Extract, from the listing that follows, each line containing the word "this".

▸ **PROVIDED INFORMATION**

>>>

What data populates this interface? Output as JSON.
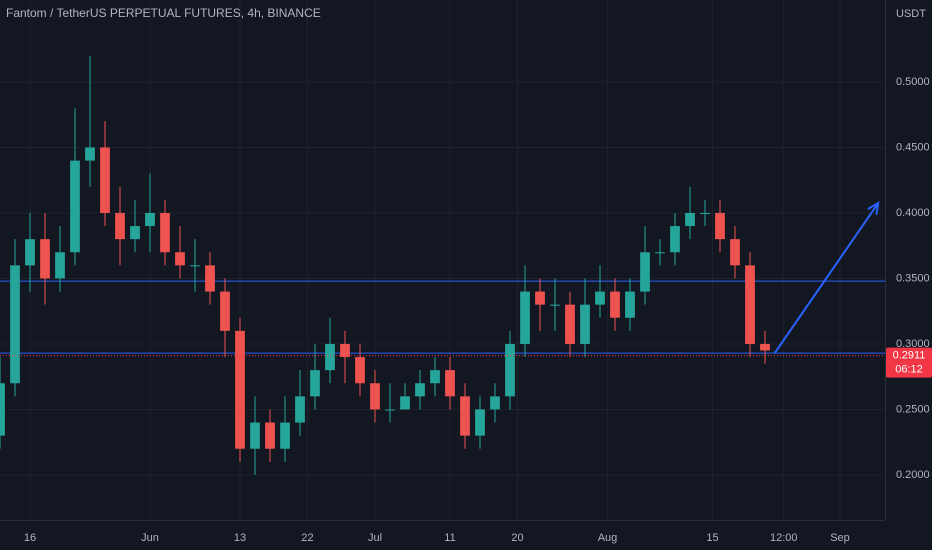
{
  "chart_data": {
    "type": "candlestick",
    "title": "Fantom / TetherUS PERPETUAL FUTURES, 4h, BINANCE",
    "y_axis_label": "USDT",
    "x": [
      -4,
      -2,
      0,
      2,
      4,
      6,
      8,
      10,
      12,
      14,
      16,
      18,
      20,
      22,
      24,
      26,
      28,
      30,
      32,
      34,
      36,
      38,
      40,
      42,
      44,
      46,
      48,
      50,
      52,
      54,
      56,
      58,
      60,
      62,
      64,
      66,
      68,
      70,
      72,
      74,
      76,
      78,
      80,
      82,
      84,
      86,
      88,
      90,
      92,
      94,
      96,
      98
    ],
    "open": [
      0.23,
      0.27,
      0.36,
      0.38,
      0.35,
      0.37,
      0.44,
      0.45,
      0.4,
      0.38,
      0.39,
      0.4,
      0.37,
      0.36,
      0.36,
      0.34,
      0.31,
      0.22,
      0.24,
      0.22,
      0.24,
      0.26,
      0.28,
      0.3,
      0.29,
      0.27,
      0.25,
      0.25,
      0.26,
      0.27,
      0.28,
      0.26,
      0.23,
      0.25,
      0.26,
      0.3,
      0.34,
      0.33,
      0.33,
      0.3,
      0.33,
      0.34,
      0.32,
      0.34,
      0.37,
      0.37,
      0.39,
      0.4,
      0.4,
      0.38,
      0.36,
      0.3
    ],
    "high": [
      0.29,
      0.38,
      0.4,
      0.4,
      0.39,
      0.48,
      0.52,
      0.47,
      0.42,
      0.41,
      0.43,
      0.41,
      0.39,
      0.38,
      0.37,
      0.35,
      0.32,
      0.26,
      0.25,
      0.26,
      0.28,
      0.3,
      0.32,
      0.31,
      0.3,
      0.28,
      0.27,
      0.27,
      0.28,
      0.29,
      0.29,
      0.27,
      0.26,
      0.27,
      0.31,
      0.36,
      0.35,
      0.35,
      0.34,
      0.35,
      0.36,
      0.35,
      0.35,
      0.39,
      0.38,
      0.4,
      0.42,
      0.41,
      0.41,
      0.39,
      0.37,
      0.31
    ],
    "low": [
      0.22,
      0.26,
      0.34,
      0.33,
      0.34,
      0.36,
      0.42,
      0.39,
      0.36,
      0.37,
      0.37,
      0.36,
      0.35,
      0.34,
      0.33,
      0.29,
      0.21,
      0.2,
      0.21,
      0.21,
      0.23,
      0.25,
      0.27,
      0.27,
      0.26,
      0.24,
      0.24,
      0.25,
      0.25,
      0.26,
      0.25,
      0.22,
      0.22,
      0.24,
      0.25,
      0.29,
      0.31,
      0.31,
      0.29,
      0.29,
      0.32,
      0.31,
      0.31,
      0.33,
      0.36,
      0.36,
      0.38,
      0.39,
      0.37,
      0.35,
      0.29,
      0.285
    ],
    "close": [
      0.27,
      0.36,
      0.38,
      0.35,
      0.37,
      0.44,
      0.45,
      0.4,
      0.38,
      0.39,
      0.4,
      0.37,
      0.36,
      0.36,
      0.34,
      0.31,
      0.22,
      0.24,
      0.22,
      0.24,
      0.26,
      0.28,
      0.3,
      0.29,
      0.27,
      0.25,
      0.25,
      0.26,
      0.27,
      0.28,
      0.26,
      0.23,
      0.25,
      0.26,
      0.3,
      0.34,
      0.33,
      0.33,
      0.3,
      0.33,
      0.34,
      0.32,
      0.34,
      0.37,
      0.37,
      0.39,
      0.4,
      0.4,
      0.38,
      0.36,
      0.3,
      0.295
    ],
    "up_color": "#26a69a",
    "down_color": "#ef5350",
    "xlim": [
      -4,
      114
    ],
    "ylim": [
      0.1656,
      0.5626
    ],
    "yticks": [
      {
        "value": 0.2,
        "label": "0.2000"
      },
      {
        "value": 0.25,
        "label": "0.2500"
      },
      {
        "value": 0.3,
        "label": "0.3000"
      },
      {
        "value": 0.35,
        "label": "0.3500"
      },
      {
        "value": 0.4,
        "label": "0.4000"
      },
      {
        "value": 0.45,
        "label": "0.4500"
      },
      {
        "value": 0.5,
        "label": "0.5000"
      }
    ],
    "xticks": [
      {
        "value": 0,
        "label": "16"
      },
      {
        "value": 16,
        "label": "Jun"
      },
      {
        "value": 28,
        "label": "13"
      },
      {
        "value": 37,
        "label": "22"
      },
      {
        "value": 46,
        "label": "Jul"
      },
      {
        "value": 56,
        "label": "11"
      },
      {
        "value": 65,
        "label": "20"
      },
      {
        "value": 77,
        "label": "Aug"
      },
      {
        "value": 91,
        "label": "15"
      },
      {
        "value": 100.5,
        "label": "12:00"
      },
      {
        "value": 108,
        "label": "Sep"
      }
    ],
    "grid": true,
    "levels": [
      {
        "value": 0.348,
        "color": "#2962ff"
      },
      {
        "value": 0.293,
        "color": "#2962ff"
      }
    ],
    "last_price": {
      "value": 0.2911,
      "countdown": "06:12",
      "color": "#f23645"
    },
    "arrow": {
      "x": [
        99.3,
        113.1
      ],
      "y": [
        0.2931,
        0.4076
      ],
      "color": "#2962ff"
    }
  }
}
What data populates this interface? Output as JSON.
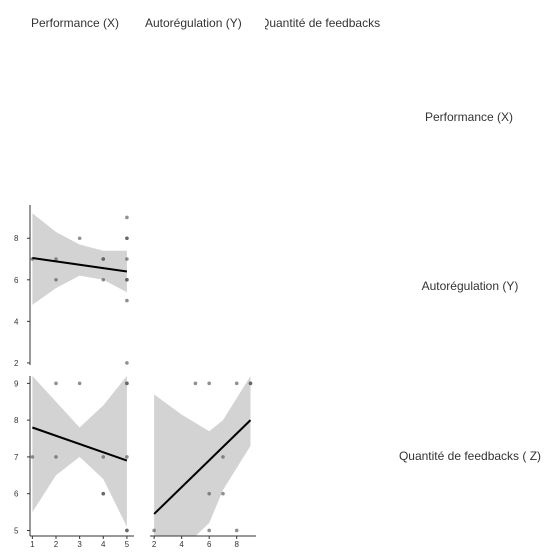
{
  "chart_data": {
    "type": "scatter",
    "title": "",
    "column_headers": [
      "Performance (X)",
      "Autorégulation (Y)",
      "Quantité de feedbacks"
    ],
    "row_labels": [
      "Performance (X)",
      "Autorégulation (Y)",
      "Quantité de feedbacks ( Z)"
    ],
    "panels": [
      {
        "id": "perf-vs-autoreg",
        "row": 1,
        "col": 0,
        "x_ticks": [],
        "y_ticks": [
          2,
          4,
          6,
          8
        ],
        "xlim": [
          0.9,
          5.3
        ],
        "ylim": [
          1.9,
          9.6
        ],
        "points": [
          {
            "x": 1,
            "y": 7
          },
          {
            "x": 2,
            "y": 7
          },
          {
            "x": 2,
            "y": 6
          },
          {
            "x": 3,
            "y": 8
          },
          {
            "x": 4,
            "y": 7
          },
          {
            "x": 4,
            "y": 7
          },
          {
            "x": 4,
            "y": 6
          },
          {
            "x": 5,
            "y": 9
          },
          {
            "x": 5,
            "y": 8
          },
          {
            "x": 5,
            "y": 8
          },
          {
            "x": 5,
            "y": 7
          },
          {
            "x": 5,
            "y": 6
          },
          {
            "x": 5,
            "y": 6
          },
          {
            "x": 5,
            "y": 5
          },
          {
            "x": 5,
            "y": 2
          }
        ],
        "fit": {
          "x": [
            1,
            5
          ],
          "y": [
            7.05,
            6.4
          ]
        },
        "band": {
          "x": [
            1,
            2,
            3,
            4,
            5
          ],
          "upper": [
            9.2,
            8.3,
            7.7,
            7.4,
            7.4
          ],
          "lower": [
            4.8,
            5.6,
            6.2,
            6.0,
            5.4
          ]
        }
      },
      {
        "id": "perf-vs-feedbacks",
        "row": 2,
        "col": 0,
        "x_ticks": [
          1,
          2,
          3,
          4,
          5
        ],
        "y_ticks": [
          5,
          6,
          7,
          8,
          9
        ],
        "xlim": [
          0.9,
          5.3
        ],
        "ylim": [
          4.85,
          9.2
        ],
        "points": [
          {
            "x": 1,
            "y": 7
          },
          {
            "x": 2,
            "y": 9
          },
          {
            "x": 2,
            "y": 7
          },
          {
            "x": 3,
            "y": 9
          },
          {
            "x": 4,
            "y": 7
          },
          {
            "x": 4,
            "y": 6
          },
          {
            "x": 4,
            "y": 6
          },
          {
            "x": 5,
            "y": 9
          },
          {
            "x": 5,
            "y": 9
          },
          {
            "x": 5,
            "y": 7
          },
          {
            "x": 5,
            "y": 5
          },
          {
            "x": 5,
            "y": 5
          }
        ],
        "fit": {
          "x": [
            1,
            5
          ],
          "y": [
            7.8,
            6.9
          ]
        },
        "band": {
          "x": [
            1,
            2,
            3,
            4,
            5
          ],
          "upper": [
            9.2,
            8.5,
            7.8,
            8.4,
            9.2
          ],
          "lower": [
            5.5,
            6.5,
            7.0,
            6.4,
            5.1
          ]
        }
      },
      {
        "id": "autoreg-vs-feedbacks",
        "row": 2,
        "col": 1,
        "x_ticks": [
          2,
          4,
          6,
          8
        ],
        "y_ticks": [],
        "xlim": [
          1.7,
          9.4
        ],
        "ylim": [
          4.85,
          9.2
        ],
        "points": [
          {
            "x": 2,
            "y": 5
          },
          {
            "x": 5,
            "y": 9
          },
          {
            "x": 6,
            "y": 9
          },
          {
            "x": 6,
            "y": 6
          },
          {
            "x": 6,
            "y": 5
          },
          {
            "x": 7,
            "y": 7
          },
          {
            "x": 7,
            "y": 6
          },
          {
            "x": 8,
            "y": 9
          },
          {
            "x": 8,
            "y": 5
          },
          {
            "x": 9,
            "y": 9
          },
          {
            "x": 9,
            "y": 9
          }
        ],
        "fit": {
          "x": [
            2,
            9
          ],
          "y": [
            5.45,
            8.0
          ]
        },
        "band": {
          "x": [
            2,
            4,
            6,
            7,
            8,
            9
          ],
          "upper": [
            8.7,
            8.15,
            7.7,
            8.0,
            8.6,
            9.2
          ],
          "lower": [
            4.5,
            4.5,
            5.2,
            6.1,
            6.7,
            7.3
          ]
        }
      }
    ],
    "series": [
      {
        "values": []
      }
    ],
    "grid": false,
    "legend": "none",
    "colors": {
      "band": "#d3d3d3",
      "fit": "#000000",
      "points": "#555555",
      "text": "#333333"
    }
  }
}
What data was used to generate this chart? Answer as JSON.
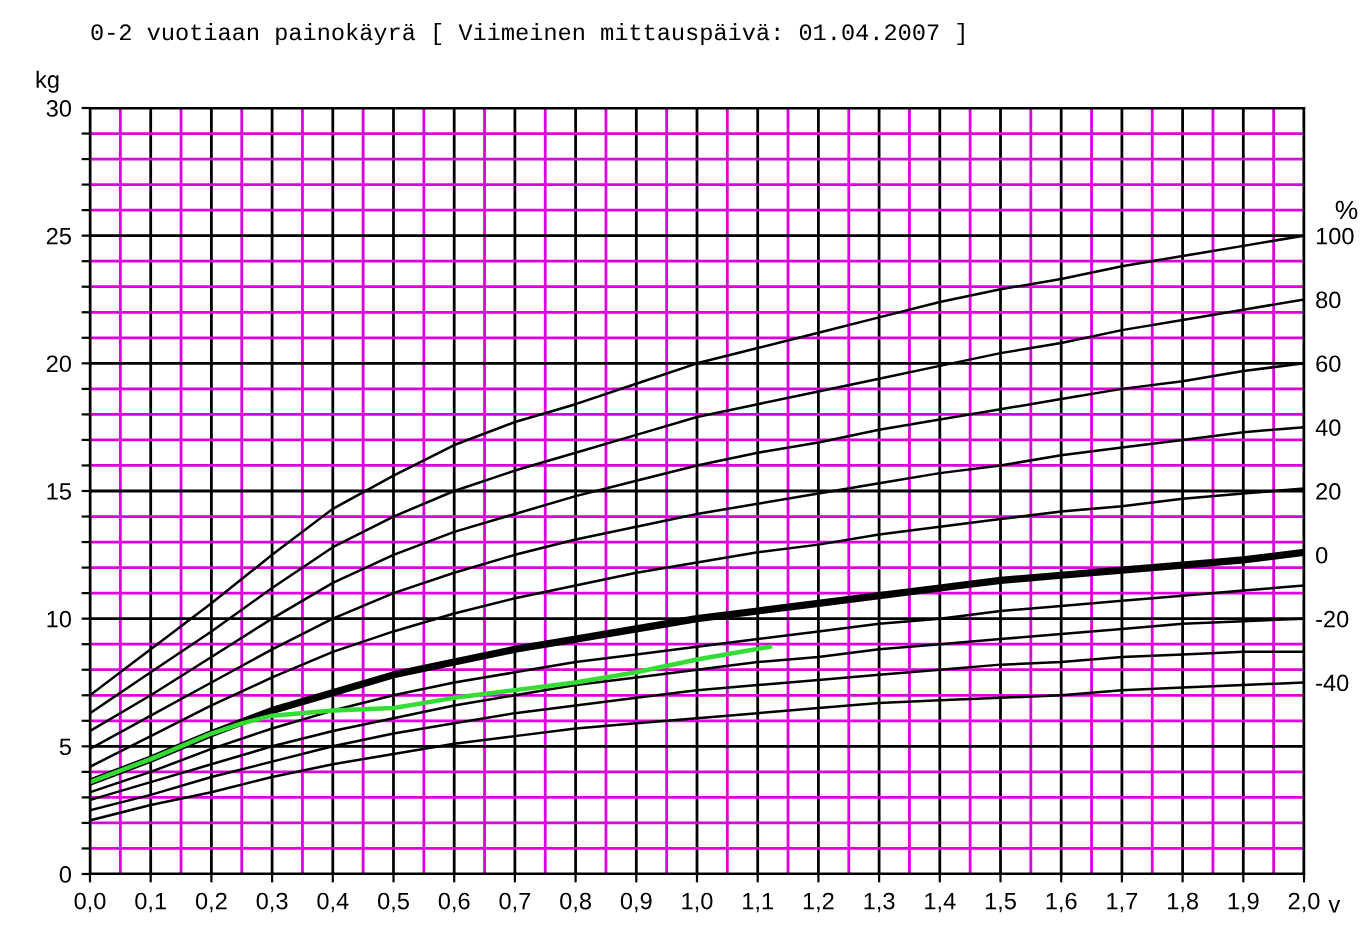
{
  "chart_data": {
    "type": "line",
    "title": "0-2 vuotiaan painokäyrä [ Viimeinen mittauspäivä: 01.04.2007 ]",
    "ylabel": "kg",
    "xlabel": "v",
    "y2label": "%",
    "x": [
      0.0,
      0.1,
      0.2,
      0.3,
      0.4,
      0.5,
      0.6,
      0.7,
      0.8,
      0.9,
      1.0,
      1.1,
      1.2,
      1.3,
      1.4,
      1.5,
      1.6,
      1.7,
      1.8,
      1.9,
      2.0
    ],
    "series": [
      {
        "color": "#000000",
        "values": [
          7.0,
          8.8,
          10.6,
          12.5,
          14.3,
          15.6,
          16.8,
          17.7,
          18.4,
          19.2,
          20.0,
          20.6,
          21.2,
          21.8,
          22.4,
          22.9,
          23.3,
          23.8,
          24.2,
          24.6,
          25.0
        ]
      },
      {
        "color": "#000000",
        "values": [
          6.3,
          7.9,
          9.5,
          11.2,
          12.8,
          14.0,
          15.0,
          15.8,
          16.5,
          17.2,
          17.9,
          18.4,
          18.9,
          19.4,
          19.9,
          20.4,
          20.8,
          21.3,
          21.7,
          22.1,
          22.5
        ]
      },
      {
        "color": "#000000",
        "values": [
          5.6,
          7.0,
          8.5,
          10.0,
          11.4,
          12.5,
          13.4,
          14.1,
          14.8,
          15.4,
          16.0,
          16.5,
          16.9,
          17.4,
          17.8,
          18.2,
          18.6,
          19.0,
          19.3,
          19.7,
          20.0
        ]
      },
      {
        "color": "#000000",
        "values": [
          4.9,
          6.2,
          7.5,
          8.8,
          10.0,
          11.0,
          11.8,
          12.5,
          13.1,
          13.6,
          14.1,
          14.5,
          14.9,
          15.3,
          15.7,
          16.0,
          16.4,
          16.7,
          17.0,
          17.3,
          17.5
        ]
      },
      {
        "color": "#000000",
        "values": [
          4.2,
          5.4,
          6.6,
          7.7,
          8.7,
          9.5,
          10.2,
          10.8,
          11.3,
          11.8,
          12.2,
          12.6,
          12.9,
          13.3,
          13.6,
          13.9,
          14.2,
          14.4,
          14.7,
          14.9,
          15.1
        ]
      },
      {
        "color": "#000000",
        "values": [
          3.6,
          4.5,
          5.5,
          6.4,
          7.1,
          7.8,
          8.3,
          8.8,
          9.2,
          9.6,
          10.0,
          10.3,
          10.6,
          10.9,
          11.2,
          11.5,
          11.7,
          11.9,
          12.1,
          12.3,
          12.6
        ]
      },
      {
        "color": "#000000",
        "values": [
          3.2,
          4.0,
          4.9,
          5.7,
          6.4,
          7.0,
          7.5,
          7.9,
          8.3,
          8.6,
          8.9,
          9.2,
          9.5,
          9.8,
          10.0,
          10.3,
          10.5,
          10.7,
          10.9,
          11.1,
          11.3
        ]
      },
      {
        "color": "#000000",
        "values": [
          2.9,
          3.6,
          4.3,
          5.0,
          5.6,
          6.1,
          6.6,
          7.0,
          7.4,
          7.7,
          8.0,
          8.3,
          8.5,
          8.8,
          9.0,
          9.2,
          9.4,
          9.6,
          9.8,
          9.9,
          10.0
        ]
      },
      {
        "color": "#000000",
        "values": [
          2.5,
          3.1,
          3.8,
          4.4,
          5.0,
          5.5,
          5.9,
          6.3,
          6.6,
          6.9,
          7.2,
          7.4,
          7.6,
          7.8,
          8.0,
          8.2,
          8.3,
          8.5,
          8.6,
          8.7,
          8.7
        ]
      },
      {
        "color": "#000000",
        "values": [
          2.1,
          2.7,
          3.2,
          3.8,
          4.3,
          4.7,
          5.1,
          5.4,
          5.7,
          5.9,
          6.1,
          6.3,
          6.5,
          6.7,
          6.8,
          6.9,
          7.0,
          7.2,
          7.3,
          7.4,
          7.5
        ]
      },
      {
        "color": "#33dd33",
        "x": [
          0.0,
          0.1,
          0.2,
          0.25,
          0.3,
          0.4,
          0.5,
          0.6,
          0.7,
          0.8,
          0.9,
          1.0,
          1.12
        ],
        "values": [
          3.6,
          4.5,
          5.5,
          5.9,
          6.2,
          6.4,
          6.5,
          6.9,
          7.2,
          7.5,
          7.9,
          8.4,
          8.9
        ]
      }
    ],
    "xlim": [
      0,
      2.0
    ],
    "xticks": [
      {
        "value": 0.0,
        "label": "0,0"
      },
      {
        "value": 0.05,
        "label": null
      },
      {
        "value": 0.1,
        "label": "0,1"
      },
      {
        "value": 0.15,
        "label": null
      },
      {
        "value": 0.2,
        "label": "0,2"
      },
      {
        "value": 0.25,
        "label": null
      },
      {
        "value": 0.3,
        "label": "0,3"
      },
      {
        "value": 0.35,
        "label": null
      },
      {
        "value": 0.4,
        "label": "0,4"
      },
      {
        "value": 0.45,
        "label": null
      },
      {
        "value": 0.5,
        "label": "0,5"
      },
      {
        "value": 0.55,
        "label": null
      },
      {
        "value": 0.6,
        "label": "0,6"
      },
      {
        "value": 0.65,
        "label": null
      },
      {
        "value": 0.7,
        "label": "0,7"
      },
      {
        "value": 0.75,
        "label": null
      },
      {
        "value": 0.8,
        "label": "0,8"
      },
      {
        "value": 0.85,
        "label": null
      },
      {
        "value": 0.9,
        "label": "0,9"
      },
      {
        "value": 0.95,
        "label": null
      },
      {
        "value": 1.0,
        "label": "1,0"
      },
      {
        "value": 1.05,
        "label": null
      },
      {
        "value": 1.1,
        "label": "1,1"
      },
      {
        "value": 1.15,
        "label": null
      },
      {
        "value": 1.2,
        "label": "1,2"
      },
      {
        "value": 1.25,
        "label": null
      },
      {
        "value": 1.3,
        "label": "1,3"
      },
      {
        "value": 1.35,
        "label": null
      },
      {
        "value": 1.4,
        "label": "1,4"
      },
      {
        "value": 1.45,
        "label": null
      },
      {
        "value": 1.5,
        "label": "1,5"
      },
      {
        "value": 1.55,
        "label": null
      },
      {
        "value": 1.6,
        "label": "1,6"
      },
      {
        "value": 1.65,
        "label": null
      },
      {
        "value": 1.7,
        "label": "1,7"
      },
      {
        "value": 1.75,
        "label": null
      },
      {
        "value": 1.8,
        "label": "1,8"
      },
      {
        "value": 1.85,
        "label": null
      },
      {
        "value": 1.9,
        "label": "1,9"
      },
      {
        "value": 1.95,
        "label": null
      },
      {
        "value": 2.0,
        "label": "2,0"
      }
    ],
    "ylim": [
      0,
      30
    ],
    "yticks": [
      0,
      {
        "value": 1,
        "label": null
      },
      {
        "value": 2,
        "label": null
      },
      {
        "value": 3,
        "label": null
      },
      {
        "value": 4,
        "label": null
      },
      5,
      {
        "value": 6,
        "label": null
      },
      {
        "value": 7,
        "label": null
      },
      {
        "value": 8,
        "label": null
      },
      {
        "value": 9,
        "label": null
      },
      10,
      {
        "value": 11,
        "label": null
      },
      {
        "value": 12,
        "label": null
      },
      {
        "value": 13,
        "label": null
      },
      {
        "value": 14,
        "label": null
      },
      15,
      {
        "value": 16,
        "label": null
      },
      {
        "value": 17,
        "label": null
      },
      {
        "value": 18,
        "label": null
      },
      {
        "value": 19,
        "label": null
      },
      20,
      {
        "value": 21,
        "label": null
      },
      {
        "value": 22,
        "label": null
      },
      {
        "value": 23,
        "label": null
      },
      {
        "value": 24,
        "label": null
      },
      25,
      {
        "value": 26,
        "label": null
      },
      {
        "value": 27,
        "label": null
      },
      {
        "value": 28,
        "label": null
      },
      {
        "value": 29,
        "label": null
      },
      30
    ],
    "y2lim": [
      -100,
      140
    ],
    "y2ticks": [
      100,
      80,
      60,
      40,
      20,
      0,
      -20,
      -40
    ],
    "grid": true,
    "legend": false,
    "marker": "none",
    "line_style": "solid"
  }
}
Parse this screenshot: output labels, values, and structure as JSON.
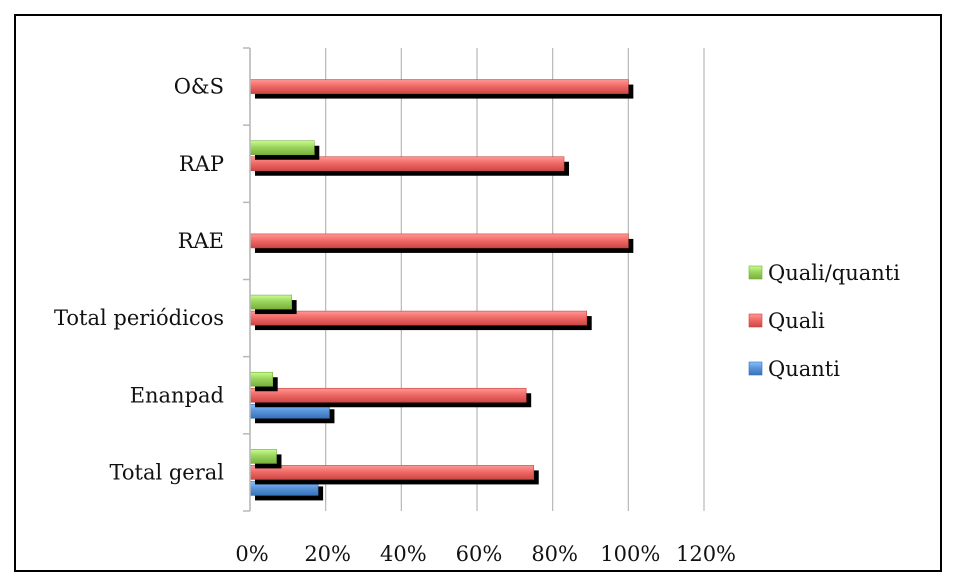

<<<

▸ **EXPECTED OUTPUT**
What data populates this interface? Output as JSON.
What data populates this interface? Output as JSON.
What data was used to generate this chart? Answer as JSON.
Parse this screenshot: output labels, values, and structure as JSON.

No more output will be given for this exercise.